Excerpt from a dataset
....................

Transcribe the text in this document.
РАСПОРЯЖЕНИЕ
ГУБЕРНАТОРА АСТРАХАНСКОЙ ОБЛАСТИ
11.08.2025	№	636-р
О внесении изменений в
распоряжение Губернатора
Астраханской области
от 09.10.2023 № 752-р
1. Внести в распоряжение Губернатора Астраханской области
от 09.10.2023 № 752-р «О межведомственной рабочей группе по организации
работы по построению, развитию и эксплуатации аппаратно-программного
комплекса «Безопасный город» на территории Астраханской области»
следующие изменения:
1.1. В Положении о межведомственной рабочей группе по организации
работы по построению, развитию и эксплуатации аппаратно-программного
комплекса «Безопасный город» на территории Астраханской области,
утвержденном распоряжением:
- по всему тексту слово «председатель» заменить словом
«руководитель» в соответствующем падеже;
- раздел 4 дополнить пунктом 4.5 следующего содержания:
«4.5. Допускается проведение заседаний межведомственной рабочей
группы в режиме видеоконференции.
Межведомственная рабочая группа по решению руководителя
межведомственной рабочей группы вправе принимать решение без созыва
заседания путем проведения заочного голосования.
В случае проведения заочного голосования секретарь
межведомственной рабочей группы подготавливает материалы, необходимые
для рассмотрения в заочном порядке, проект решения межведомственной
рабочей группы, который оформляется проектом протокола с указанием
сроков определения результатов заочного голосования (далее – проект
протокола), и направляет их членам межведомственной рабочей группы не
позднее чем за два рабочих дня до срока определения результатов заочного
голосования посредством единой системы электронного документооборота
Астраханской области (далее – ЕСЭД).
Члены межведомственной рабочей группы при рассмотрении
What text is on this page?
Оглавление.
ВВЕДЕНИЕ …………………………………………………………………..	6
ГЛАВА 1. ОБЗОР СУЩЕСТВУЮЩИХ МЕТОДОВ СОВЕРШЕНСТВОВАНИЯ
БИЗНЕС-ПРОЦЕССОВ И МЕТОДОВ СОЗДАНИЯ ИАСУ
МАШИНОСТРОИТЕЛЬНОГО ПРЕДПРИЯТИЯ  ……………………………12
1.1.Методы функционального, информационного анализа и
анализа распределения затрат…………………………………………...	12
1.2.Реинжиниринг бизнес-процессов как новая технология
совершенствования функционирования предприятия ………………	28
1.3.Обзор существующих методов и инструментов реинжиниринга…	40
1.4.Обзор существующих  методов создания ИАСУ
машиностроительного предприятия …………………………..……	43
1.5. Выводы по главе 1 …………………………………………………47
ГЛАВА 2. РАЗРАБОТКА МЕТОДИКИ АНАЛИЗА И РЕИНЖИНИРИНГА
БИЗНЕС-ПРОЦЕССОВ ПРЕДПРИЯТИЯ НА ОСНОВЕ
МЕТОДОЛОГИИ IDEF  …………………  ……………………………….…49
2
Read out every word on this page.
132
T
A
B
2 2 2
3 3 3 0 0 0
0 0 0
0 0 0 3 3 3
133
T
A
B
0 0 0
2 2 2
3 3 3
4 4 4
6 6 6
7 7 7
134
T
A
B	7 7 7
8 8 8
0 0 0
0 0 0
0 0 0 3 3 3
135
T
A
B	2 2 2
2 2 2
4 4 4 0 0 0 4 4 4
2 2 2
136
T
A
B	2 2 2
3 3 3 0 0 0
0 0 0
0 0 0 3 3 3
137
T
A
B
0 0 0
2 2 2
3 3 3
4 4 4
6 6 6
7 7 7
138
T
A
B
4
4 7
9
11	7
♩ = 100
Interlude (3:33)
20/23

....................

Return all of the entries exactly as they were supplied.

• FINISHED ANSWER:
Transcribe the text in this document.
РАСПОРЯЖЕНИЕ
ГУБЕРНАТОРА АСТРАХАНСКОЙ ОБЛАСТИ
11.08.2025	№	636-р
О внесении изменений в
распоряжение Губернатора
Астраханской области
от 09.10.2023 № 752-р
1. Внести в распоряжение Губернатора Астраханской области
от 09.10.2023 № 752-р «О межведомственной рабочей группе по организации
работы по построению, развитию и эксплуатации аппаратно-программного
комплекса «Безопасный город» на территории Астраханской области»
следующие изменения:
1.1. В Положении о межведомственной рабочей группе по организации
работы по построению, развитию и эксплуатации аппаратно-программного
комплекса «Безопасный город» на территории Астраханской области,
утвержденном распоряжением:
- по всему тексту слово «председатель» заменить словом
«руководитель» в соответствующем падеже;
- раздел 4 дополнить пунктом 4.5 следующего содержания:
«4.5. Допускается проведение заседаний межведомственной рабочей
группы в режиме видеоконференции.
Межведомственная рабочая группа по решению руководителя
межведомственной рабочей группы вправе принимать решение без созыва
заседания путем проведения заочного голосования.
В случае проведения заочного голосования секретарь
межведомственной рабочей группы подготавливает материалы, необходимые
для рассмотрения в заочном порядке, проект решения межведомственной
рабочей группы, который оформляется проектом протокола с указанием
сроков определения результатов заочного голосования (далее – проект
протокола), и направляет их членам межведомственной рабочей группы не
позднее чем за два рабочих дня до срока определения результатов заочного
голосования посредством единой системы электронного документооборота
Астраханской области (далее – ЕСЭД).
Члены межведомственной рабочей группы при рассмотрении
What text is on this page?
Оглавление.
ВВЕДЕНИЕ …………………………………………………………………..	6
ГЛАВА 1. ОБЗОР СУЩЕСТВУЮЩИХ МЕТОДОВ СОВЕРШЕНСТВОВАНИЯ
БИЗНЕС-ПРОЦЕССОВ И МЕТОДОВ СОЗДАНИЯ ИАСУ
МАШИНОСТРОИТЕЛЬНОГО ПРЕДПРИЯТИЯ  ……………………………12
1.1.Методы функционального, информационного анализа и
анализа распределения затрат…………………………………………...	12
1.2.Реинжиниринг бизнес-процессов как новая технология
совершенствования функционирования предприятия ………………	28
1.3.Обзор существующих методов и инструментов реинжиниринга…	40
1.4.Обзор существующих  методов создания ИАСУ
машиностроительного предприятия …………………………..……	43
1.5. Выводы по главе 1 …………………………………………………47
ГЛАВА 2. РАЗРАБОТКА МЕТОДИКИ АНАЛИЗА И РЕИНЖИНИРИНГА
БИЗНЕС-ПРОЦЕССОВ ПРЕДПРИЯТИЯ НА ОСНОВЕ
МЕТОДОЛОГИИ IDEF  …………………  ……………………………….…49
2
Read out every word on this page.
132
T
A
B
2 2 2
3 3 3 0 0 0
0 0 0
0 0 0 3 3 3
133
T
A
B
0 0 0
2 2 2
3 3 3
4 4 4
6 6 6
7 7 7
134
T
A
B	7 7 7
8 8 8
0 0 0
0 0 0
0 0 0 3 3 3
135
T
A
B	2 2 2
2 2 2
4 4 4 0 0 0 4 4 4
2 2 2
136
T
A
B	2 2 2
3 3 3 0 0 0
0 0 0
0 0 0 3 3 3
137
T
A
B
0 0 0
2 2 2
3 3 3
4 4 4
6 6 6
7 7 7
138
T
A
B
4
4 7
9
11	7
♩ = 100
Interlude (3:33)
20/23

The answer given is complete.